## Stored entries
..............................

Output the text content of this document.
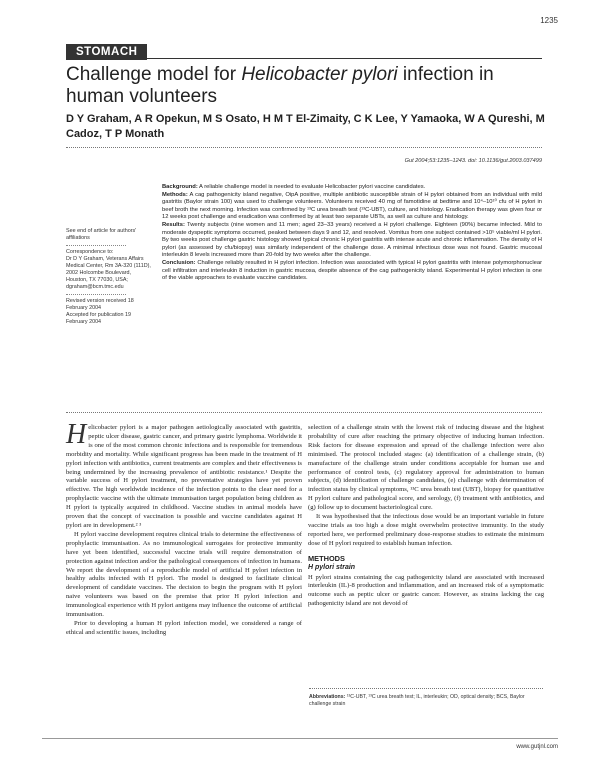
1235
STOMACH
Challenge model for Helicobacter pylori infection in human volunteers
D Y Graham, A R Opekun, M S Osato, H M T El-Zimaity, C K Lee, Y Yamaoka, W A Qureshi, M Cadoz, T P Monath
Gut 2004;53:1235–1243. doi: 10.1136/gut.2003.037499
See end of article for authors' affiliations
Correspondence to:
Dr D Y Graham, Veterans Affairs Medical Center, Rm 3A-320 (111D), 2002 Holcombe Boulevard, Houston, TX 77030, USA; dgraham@bcm.tmc.edu
Revised version received 18 February 2004
Accepted for publication 19 February 2004

Background: A reliable challenge model is needed to evaluate Helicobacter pylori vaccine candidates.

Methods: A cag pathogenicity island negative, OipA positive, multiple antibiotic susceptible strain of H pylori obtained from an individual with mild gastritis (Baylor strain 100) was used to challenge volunteers. Volunteers received 40 mg of famotidine at bedtime and 10⁴–10¹⁰ cfu of H pylori in beef broth the next morning. Infection was confirmed by ¹³C urea breath test (¹³C-UBT), culture, and histology. Eradication therapy was given four or 12 weeks post challenge and eradication was confirmed by at least two separate UBTs, as well as culture and histology.

Results: Twenty subjects (nine women and 11 men; aged 23–33 years) received a H pylori challenge. Eighteen (90%) became infected. Mild to moderate dyspeptic symptoms occurred, peaked between days 9 and 12, and resolved. Vomitus from one subject contained >10⁵ viable/ml H pylori. By two weeks post challenge gastric histology showed typical chronic H pylori gastritis with intense acute and chronic inflammation. The density of H pylori (as assessed by cfu/biopsy) was similarly independent of the challenge dose. A minimal infectious dose was not found. Gastric mucosal interleukin 8 levels increased more than 20-fold by two weeks after the challenge.

Conclusion: Challenge reliably resulted in H pylori infection. Infection was associated with typical H pylori gastritis with intense polymorphonuclear cell infiltration and interleukin 8 induction in gastric mucosa, despite absence of the cag pathogenicity island. Experimental H pylori infection is one of the viable approaches to evaluate vaccine candidates.

Helicobacter pylori is a major pathogen aetiologically associated with gastritis, peptic ulcer disease, gastric cancer, and primary gastric lymphoma. Worldwide it is one of the most common chronic infections and is responsible for tremendous morbidity and mortality. While significant progress has been made in the treatment of H pylori infection with antibiotics, current treatments are complex and their effectiveness is being undermined by the increasing prevalence of antibiotic resistance.¹ Despite the variable success of H pylori treatment, no preventative strategies have yet proven effective. The high worldwide incidence of the infection points to the clear need for a prophylactic vaccine with the ultimate immunisation target population being children as H pylori is typically acquired in childhood. Vaccine studies in animal models have proven that the concept of vaccination is possible and vaccine candidates against H pylori are in development.² ³

H pylori vaccine development requires clinical trials to determine the effectiveness of prophylactic immunisation. As no immunological surrogates for protective immunity have yet been identified, successful vaccine trials will require demonstration of protection against infection and/or the pathological consequences of infection in humans. We report the development of a reproducible model of artificial H pylori infection in healthy adults infected with H pylori. The model is designed to facilitate clinical development of candidate vaccines. The decision to begin the program with H pylori naive volunteers was based on the premise that prior H pylori infection and immunological experience with H pylori antigens may influence the outcome of artificial immunisation.

Prior to developing a human H pylori infection model, we considered a range of ethical and scientific issues, including

selection of a challenge strain with the lowest risk of inducing disease and the highest probability of cure after reaching the primary objective of inducing human infection. Risk factors for disease expression and spread of the challenge infection were also minimised. The protocol included stages: (a) identification of a challenge strain, (b) manufacture of the challenge strain under conditions acceptable for human use and performance of control tests, (c) regulatory approval for administration to human subjects, (d) identification of challenge candidates, (e) challenge with determination of infection status by clinical symptoms, ¹³C urea breath test (UBT), biopsy for quantitative H pylori culture and pathological score, and serology, (f) treatment with antibiotics, and (g) follow up to document bacteriological cure.

It was hypothesised that the infectious dose would be an important variable in future vaccine trials as too high a dose might overwhelm protective immunity. In the study reported here, we performed preliminary dose-response studies to estimate the minimum dose of H pylori required to establish human infection.

METHODS
H pylori strain

H pylori strains containing the cag pathogenicity island are associated with increased interleukin (IL)-8 production and inflammation, and an increased risk of a symptomatic outcome such as peptic ulcer or gastric cancer. However, as strains lacking the cag pathogenicity island are not devoid of

Abbreviations: ¹³C-UBT, ¹³C urea breath test; IL, interleukin; OD, optical density; BCS, Baylor challenge strain
www.gutjnl.com
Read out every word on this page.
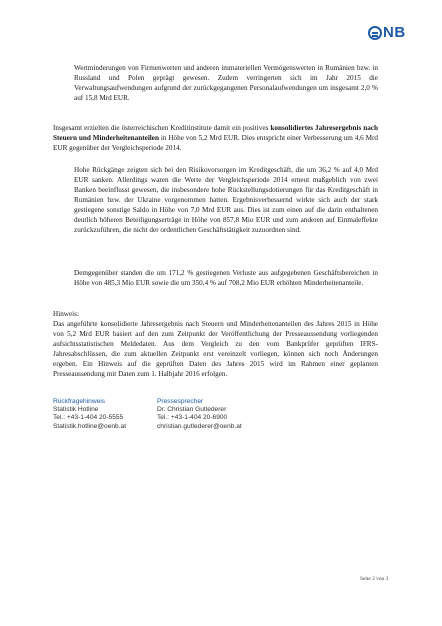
NB

Wertminderungen von Firmenwerten und anderen immateriellen Vermögenswerten in Rumänien bzw. in Russland und Polen geprägt gewesen. Zudem verringerten sich im Jahr 2015 die Verwaltungsaufwendungen aufgrund der zurückgegangenen Personalaufwendungen um insgesamt 2,0 % auf 15,8 Mrd EUR.

Insgesamt erzielten die österreichischen Kreditinstitute damit ein positives konsolidiertes Jahresergebnis nach Steuern und Minderheitenanteilen in Höhe von 5,2 Mrd EUR. Dies entspricht einer Verbesserung um 4,6 Mrd EUR gegenüber der Vergleichsperiode 2014.

Hohe Rückgänge zeigten sich bei den Risikovorsorgen im Kreditgeschäft, die um 36,2 % auf 4,0 Mrd EUR sanken. Allerdings waren die Werte der Vergleichsperiode 2014 erneut maßgeblich von zwei Banken beeinflusst gewesen, die insbesondere hohe Rückstellungsdotierungen für das Kreditgeschäft in Rumänien bzw. der Ukraine vorgenommen hatten. Ergebnisverbessernd wirkte sich auch der stark gestiegene sonstige Saldo in Höhe von 7,0 Mrd EUR aus. Dies ist zum einen auf die darin enthaltenen deutlich höheren Beteiligungserträge in Höhe von 857,8 Mio EUR und zum anderen auf Einmaleffekte zurückzuführen, die nicht der ordentlichen Geschäftstätigkeit zuzuordnen sind.

Demgegenüber standen die um 171,2 % gestiegenen Verluste aus aufgegebenen Geschäftsbereichen in Höhe von 485,3 Mio EUR sowie die um 350,4 % auf 708,2 Mio EUR erhöhten Minderheitenanteile.

Hinweis:

Das angeführte konsolidierte Jahresergebnis nach Steuern und Minderheitenanteilen des Jahres 2015 in Höhe von 5,2 Mrd EUR basiert auf den zum Zeitpunkt der Veröffentlichung der Presseaussendung vorliegenden aufsichtsstatistischen Meldedaten. Aus dem Vergleich zu den vom Bankprüfer geprüften IFRS-Jahresabschlüssen, die zum aktuellen Zeitpunkt erst vereinzelt vorliegen, können sich noch Änderungen ergeben. Ein Hinweis auf die geprüften Daten des Jahres 2015 wird im Rahmen einer geplanten Presseaussendung mit Daten zum 1. Halbjahr 2016 erfolgen.

Rückfragehinweis
Statistik Hotline
Tel.: +43-1-404 20-5555
Statistik.hotline@oenb.at
Pressesprecher
Dr. Christian Gutlederer
Tel.: +43-1-404 20-6900
christian.gutlederer@oenb.at
Seite 2 von 3
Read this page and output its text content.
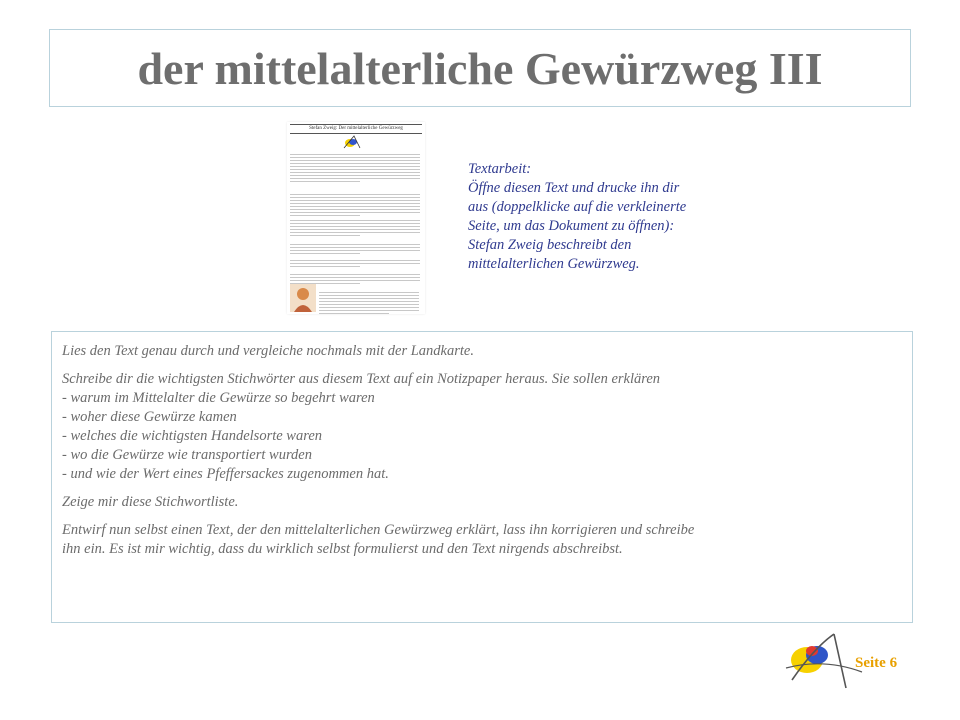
der mittelalterliche Gewürzweg III
Stefan Zweig: Der mittelalterliche Gewürzweg
Textarbeit:
Öffne diesen Text und drucke ihn dir
aus (doppelklicke auf die verkleinerte
Seite, um das Dokument zu öffnen):
Stefan Zweig beschreibt den
mittelalterlichen Gewürzweg.

Lies den Text genau durch und vergleiche nochmals mit der Landkarte.

Schreibe dir die wichtigsten Stichwörter aus diesem Text auf ein Notizpaper heraus. Sie sollen erklären
- warum im Mittelalter die Gewürze so begehrt waren
- woher diese Gewürze kamen
- welches die wichtigsten Handelsorte waren
- wo die Gewürze wie transportiert wurden
- und wie der Wert eines Pfeffersackes zugenommen hat.

Zeige mir diese Stichwortliste.

Entwirf nun selbst einen Text, der den mittelalterlichen Gewürzweg erklärt, lass ihn korrigieren und schreibe
ihn ein. Es ist mir wichtig, dass du wirklich selbst formulierst und den Text nirgends abschreibst.

Seite 6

..............................

## Exercise description
Count how many lines above carry the word "density". Only the number is required.

## Written answer
2